→ To be done: Can you find the lines of the listing that include "phased" and copy every one?

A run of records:
══════════════════════════════

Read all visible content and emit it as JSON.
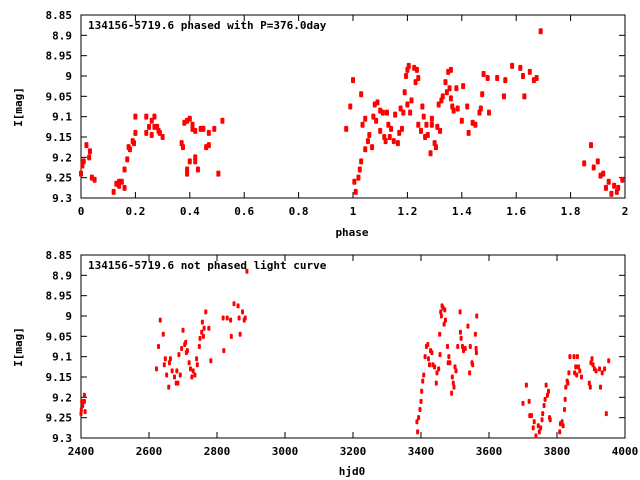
{
  "colors": {
    "points": "#ff0000",
    "axes": "#000000"
  },
  "chart_data": [
    {
      "type": "scatter",
      "title": "134156-5719.6 phased with P=376.0day",
      "xlabel": "phase",
      "ylabel": "I[mag]",
      "xlim": [
        0,
        2
      ],
      "ylim": [
        9.3,
        8.85
      ],
      "y_inverted": true,
      "grid": false,
      "xticks": [
        "0",
        "0.2",
        "0.4",
        "0.6",
        "0.8",
        "1",
        "1.2",
        "1.4",
        "1.6",
        "1.8",
        "2"
      ],
      "xtick_values": [
        0,
        0.2,
        0.4,
        0.6,
        0.8,
        1,
        1.2,
        1.4,
        1.6,
        1.8,
        2
      ],
      "yticks": [
        "8.85",
        "8.9",
        "8.95",
        "9",
        "9.05",
        "9.1",
        "9.15",
        "9.2",
        "9.25",
        "9.3"
      ],
      "ytick_values": [
        8.85,
        8.9,
        8.95,
        9.0,
        9.05,
        9.1,
        9.15,
        9.2,
        9.25,
        9.3
      ],
      "points": [
        [
          0.0,
          9.24
        ],
        [
          0.005,
          9.22
        ],
        [
          0.01,
          9.21
        ],
        [
          0.02,
          9.17
        ],
        [
          0.03,
          9.2
        ],
        [
          0.033,
          9.185
        ],
        [
          0.04,
          9.25
        ],
        [
          0.05,
          9.255
        ],
        [
          0.12,
          9.285
        ],
        [
          0.13,
          9.265
        ],
        [
          0.14,
          9.27
        ],
        [
          0.14,
          9.26
        ],
        [
          0.15,
          9.26
        ],
        [
          0.16,
          9.275
        ],
        [
          0.16,
          9.23
        ],
        [
          0.17,
          9.205
        ],
        [
          0.175,
          9.175
        ],
        [
          0.18,
          9.18
        ],
        [
          0.19,
          9.16
        ],
        [
          0.195,
          9.165
        ],
        [
          0.2,
          9.14
        ],
        [
          0.2,
          9.1
        ],
        [
          0.24,
          9.1
        ],
        [
          0.24,
          9.14
        ],
        [
          0.25,
          9.125
        ],
        [
          0.26,
          9.145
        ],
        [
          0.26,
          9.11
        ],
        [
          0.27,
          9.1
        ],
        [
          0.27,
          9.125
        ],
        [
          0.28,
          9.125
        ],
        [
          0.285,
          9.135
        ],
        [
          0.29,
          9.14
        ],
        [
          0.3,
          9.15
        ],
        [
          0.37,
          9.165
        ],
        [
          0.375,
          9.175
        ],
        [
          0.38,
          9.115
        ],
        [
          0.39,
          9.11
        ],
        [
          0.39,
          9.23
        ],
        [
          0.39,
          9.24
        ],
        [
          0.4,
          9.21
        ],
        [
          0.4,
          9.105
        ],
        [
          0.41,
          9.13
        ],
        [
          0.41,
          9.12
        ],
        [
          0.42,
          9.135
        ],
        [
          0.42,
          9.2
        ],
        [
          0.42,
          9.21
        ],
        [
          0.43,
          9.23
        ],
        [
          0.44,
          9.13
        ],
        [
          0.45,
          9.13
        ],
        [
          0.46,
          9.175
        ],
        [
          0.47,
          9.14
        ],
        [
          0.47,
          9.17
        ],
        [
          0.49,
          9.13
        ],
        [
          0.505,
          9.24
        ],
        [
          0.52,
          9.11
        ],
        [
          0.975,
          9.13
        ],
        [
          0.99,
          9.075
        ],
        [
          1.0,
          9.01
        ],
        [
          1.005,
          9.26
        ],
        [
          1.01,
          9.285
        ],
        [
          1.02,
          9.25
        ],
        [
          1.025,
          9.23
        ],
        [
          1.03,
          9.045
        ],
        [
          1.03,
          9.21
        ],
        [
          1.035,
          9.12
        ],
        [
          1.045,
          9.18
        ],
        [
          1.045,
          9.105
        ],
        [
          1.055,
          9.16
        ],
        [
          1.06,
          9.145
        ],
        [
          1.07,
          9.175
        ],
        [
          1.075,
          9.1
        ],
        [
          1.08,
          9.07
        ],
        [
          1.085,
          9.11
        ],
        [
          1.09,
          9.065
        ],
        [
          1.1,
          9.085
        ],
        [
          1.1,
          9.135
        ],
        [
          1.11,
          9.09
        ],
        [
          1.115,
          9.15
        ],
        [
          1.12,
          9.16
        ],
        [
          1.125,
          9.09
        ],
        [
          1.13,
          9.12
        ],
        [
          1.135,
          9.15
        ],
        [
          1.14,
          9.13
        ],
        [
          1.15,
          9.16
        ],
        [
          1.155,
          9.095
        ],
        [
          1.165,
          9.165
        ],
        [
          1.17,
          9.14
        ],
        [
          1.175,
          9.08
        ],
        [
          1.18,
          9.13
        ],
        [
          1.185,
          9.09
        ],
        [
          1.19,
          9.04
        ],
        [
          1.195,
          9.0
        ],
        [
          1.2,
          8.985
        ],
        [
          1.2,
          9.07
        ],
        [
          1.205,
          8.975
        ],
        [
          1.21,
          9.09
        ],
        [
          1.215,
          9.06
        ],
        [
          1.225,
          8.98
        ],
        [
          1.23,
          9.015
        ],
        [
          1.235,
          8.985
        ],
        [
          1.24,
          9.005
        ],
        [
          1.24,
          9.12
        ],
        [
          1.25,
          9.135
        ],
        [
          1.255,
          9.075
        ],
        [
          1.26,
          9.1
        ],
        [
          1.265,
          9.15
        ],
        [
          1.27,
          9.12
        ],
        [
          1.275,
          9.145
        ],
        [
          1.285,
          9.19
        ],
        [
          1.29,
          9.105
        ],
        [
          1.29,
          9.12
        ],
        [
          1.3,
          9.165
        ],
        [
          1.305,
          9.175
        ],
        [
          1.31,
          9.125
        ],
        [
          1.315,
          9.07
        ],
        [
          1.32,
          9.135
        ],
        [
          1.325,
          9.06
        ],
        [
          1.33,
          9.05
        ],
        [
          1.34,
          9.015
        ],
        [
          1.345,
          9.04
        ],
        [
          1.35,
          8.99
        ],
        [
          1.355,
          9.03
        ],
        [
          1.36,
          8.985
        ],
        [
          1.36,
          9.055
        ],
        [
          1.365,
          9.075
        ],
        [
          1.37,
          9.085
        ],
        [
          1.38,
          9.03
        ],
        [
          1.385,
          9.08
        ],
        [
          1.4,
          9.11
        ],
        [
          1.405,
          9.025
        ],
        [
          1.42,
          9.075
        ],
        [
          1.425,
          9.14
        ],
        [
          1.44,
          9.115
        ],
        [
          1.45,
          9.12
        ],
        [
          1.465,
          9.09
        ],
        [
          1.47,
          9.08
        ],
        [
          1.475,
          9.045
        ],
        [
          1.48,
          8.995
        ],
        [
          1.495,
          9.005
        ],
        [
          1.5,
          9.09
        ],
        [
          1.53,
          9.005
        ],
        [
          1.555,
          9.05
        ],
        [
          1.56,
          9.01
        ],
        [
          1.585,
          8.975
        ],
        [
          1.615,
          8.98
        ],
        [
          1.625,
          9.0
        ],
        [
          1.63,
          9.05
        ],
        [
          1.65,
          8.99
        ],
        [
          1.665,
          9.01
        ],
        [
          1.675,
          9.005
        ],
        [
          1.69,
          8.89
        ],
        [
          1.85,
          9.215
        ],
        [
          1.875,
          9.17
        ],
        [
          1.885,
          9.225
        ],
        [
          1.9,
          9.21
        ],
        [
          1.91,
          9.245
        ],
        [
          1.92,
          9.24
        ],
        [
          1.93,
          9.275
        ],
        [
          1.94,
          9.26
        ],
        [
          1.95,
          9.29
        ],
        [
          1.96,
          9.27
        ],
        [
          1.97,
          9.285
        ],
        [
          1.975,
          9.275
        ],
        [
          1.99,
          9.255
        ]
      ]
    },
    {
      "type": "scatter",
      "title": "134156-5719.6 not phased light curve",
      "xlabel": "hjd0",
      "ylabel": "I[mag]",
      "xlim": [
        2400,
        4000
      ],
      "ylim": [
        9.3,
        8.85
      ],
      "y_inverted": true,
      "grid": false,
      "xticks": [
        "2400",
        "2600",
        "2800",
        "3000",
        "3200",
        "3400",
        "3600",
        "3800",
        "4000"
      ],
      "xtick_values": [
        2400,
        2600,
        2800,
        3000,
        3200,
        3400,
        3600,
        3800,
        4000
      ],
      "yticks": [
        "8.85",
        "8.9",
        "8.95",
        "9",
        "9.05",
        "9.1",
        "9.15",
        "9.2",
        "9.25",
        "9.3"
      ],
      "ytick_values": [
        8.85,
        8.9,
        8.95,
        9.0,
        9.05,
        9.1,
        9.15,
        9.2,
        9.25,
        9.3
      ],
      "points": [
        [
          2400,
          9.24
        ],
        [
          2401,
          9.23
        ],
        [
          2402,
          9.21
        ],
        [
          2405,
          9.22
        ],
        [
          2410,
          9.195
        ],
        [
          2410,
          9.21
        ],
        [
          2412,
          9.235
        ],
        [
          2622,
          9.13
        ],
        [
          2628,
          9.075
        ],
        [
          2633,
          9.01
        ],
        [
          2642,
          9.045
        ],
        [
          2645,
          9.12
        ],
        [
          2648,
          9.105
        ],
        [
          2652,
          9.145
        ],
        [
          2658,
          9.175
        ],
        [
          2660,
          9.115
        ],
        [
          2663,
          9.105
        ],
        [
          2668,
          9.135
        ],
        [
          2675,
          9.15
        ],
        [
          2680,
          9.165
        ],
        [
          2682,
          9.135
        ],
        [
          2685,
          9.165
        ],
        [
          2688,
          9.095
        ],
        [
          2692,
          9.145
        ],
        [
          2696,
          9.08
        ],
        [
          2700,
          9.035
        ],
        [
          2705,
          9.07
        ],
        [
          2708,
          9.065
        ],
        [
          2710,
          9.09
        ],
        [
          2713,
          9.085
        ],
        [
          2718,
          9.115
        ],
        [
          2722,
          9.13
        ],
        [
          2726,
          9.15
        ],
        [
          2730,
          9.135
        ],
        [
          2735,
          9.145
        ],
        [
          2740,
          9.105
        ],
        [
          2742,
          9.12
        ],
        [
          2748,
          9.075
        ],
        [
          2750,
          9.055
        ],
        [
          2755,
          9.04
        ],
        [
          2757,
          9.015
        ],
        [
          2760,
          9.05
        ],
        [
          2762,
          9.03
        ],
        [
          2767,
          8.99
        ],
        [
          2776,
          9.03
        ],
        [
          2782,
          9.11
        ],
        [
          2818,
          9.005
        ],
        [
          2820,
          9.085
        ],
        [
          2830,
          9.005
        ],
        [
          2840,
          9.01
        ],
        [
          2842,
          9.05
        ],
        [
          2850,
          8.97
        ],
        [
          2862,
          8.975
        ],
        [
          2865,
          9.005
        ],
        [
          2868,
          9.045
        ],
        [
          2875,
          8.99
        ],
        [
          2880,
          9.01
        ],
        [
          2883,
          9.005
        ],
        [
          2888,
          8.89
        ],
        [
          3388,
          9.26
        ],
        [
          3390,
          9.285
        ],
        [
          3393,
          9.25
        ],
        [
          3397,
          9.23
        ],
        [
          3400,
          9.21
        ],
        [
          3402,
          9.185
        ],
        [
          3405,
          9.16
        ],
        [
          3408,
          9.145
        ],
        [
          3412,
          9.1
        ],
        [
          3416,
          9.075
        ],
        [
          3420,
          9.07
        ],
        [
          3422,
          9.105
        ],
        [
          3425,
          9.12
        ],
        [
          3428,
          9.085
        ],
        [
          3432,
          9.09
        ],
        [
          3435,
          9.12
        ],
        [
          3440,
          9.125
        ],
        [
          3445,
          9.165
        ],
        [
          3447,
          9.14
        ],
        [
          3452,
          9.13
        ],
        [
          3455,
          9.045
        ],
        [
          3456,
          9.095
        ],
        [
          3458,
          8.99
        ],
        [
          3460,
          9.0
        ],
        [
          3462,
          8.975
        ],
        [
          3465,
          8.98
        ],
        [
          3468,
          9.02
        ],
        [
          3470,
          8.985
        ],
        [
          3472,
          9.01
        ],
        [
          3478,
          9.075
        ],
        [
          3480,
          9.115
        ],
        [
          3482,
          9.1
        ],
        [
          3485,
          9.115
        ],
        [
          3490,
          9.19
        ],
        [
          3492,
          9.15
        ],
        [
          3495,
          9.165
        ],
        [
          3497,
          9.175
        ],
        [
          3500,
          9.125
        ],
        [
          3503,
          9.135
        ],
        [
          3508,
          9.075
        ],
        [
          3515,
          8.99
        ],
        [
          3516,
          9.04
        ],
        [
          3518,
          9.055
        ],
        [
          3522,
          9.075
        ],
        [
          3525,
          9.085
        ],
        [
          3530,
          9.08
        ],
        [
          3538,
          9.025
        ],
        [
          3543,
          9.14
        ],
        [
          3545,
          9.075
        ],
        [
          3550,
          9.115
        ],
        [
          3552,
          9.12
        ],
        [
          3560,
          9.045
        ],
        [
          3562,
          9.08
        ],
        [
          3563,
          9.09
        ],
        [
          3564,
          9.0
        ],
        [
          3700,
          9.215
        ],
        [
          3710,
          9.17
        ],
        [
          3718,
          9.21
        ],
        [
          3720,
          9.245
        ],
        [
          3725,
          9.245
        ],
        [
          3730,
          9.275
        ],
        [
          3733,
          9.26
        ],
        [
          3738,
          9.295
        ],
        [
          3745,
          9.27
        ],
        [
          3748,
          9.285
        ],
        [
          3752,
          9.275
        ],
        [
          3756,
          9.255
        ],
        [
          3758,
          9.24
        ],
        [
          3762,
          9.22
        ],
        [
          3765,
          9.205
        ],
        [
          3768,
          9.17
        ],
        [
          3772,
          9.195
        ],
        [
          3775,
          9.185
        ],
        [
          3778,
          9.25
        ],
        [
          3780,
          9.255
        ],
        [
          3808,
          9.285
        ],
        [
          3810,
          9.265
        ],
        [
          3815,
          9.26
        ],
        [
          3818,
          9.27
        ],
        [
          3822,
          9.23
        ],
        [
          3824,
          9.205
        ],
        [
          3826,
          9.175
        ],
        [
          3830,
          9.16
        ],
        [
          3832,
          9.165
        ],
        [
          3835,
          9.14
        ],
        [
          3838,
          9.1
        ],
        [
          3850,
          9.1
        ],
        [
          3852,
          9.14
        ],
        [
          3855,
          9.125
        ],
        [
          3858,
          9.145
        ],
        [
          3860,
          9.1
        ],
        [
          3863,
          9.125
        ],
        [
          3867,
          9.135
        ],
        [
          3872,
          9.15
        ],
        [
          3895,
          9.165
        ],
        [
          3898,
          9.175
        ],
        [
          3900,
          9.115
        ],
        [
          3903,
          9.105
        ],
        [
          3906,
          9.12
        ],
        [
          3910,
          9.13
        ],
        [
          3915,
          9.135
        ],
        [
          3925,
          9.13
        ],
        [
          3928,
          9.175
        ],
        [
          3933,
          9.14
        ],
        [
          3940,
          9.13
        ],
        [
          3945,
          9.24
        ],
        [
          3952,
          9.11
        ]
      ]
    }
  ]
}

══════════════════════════════

→ Final answer:
      "title": "134156-5719.6 phased with P=376.0day",
      "title": "134156-5719.6 not phased light curve",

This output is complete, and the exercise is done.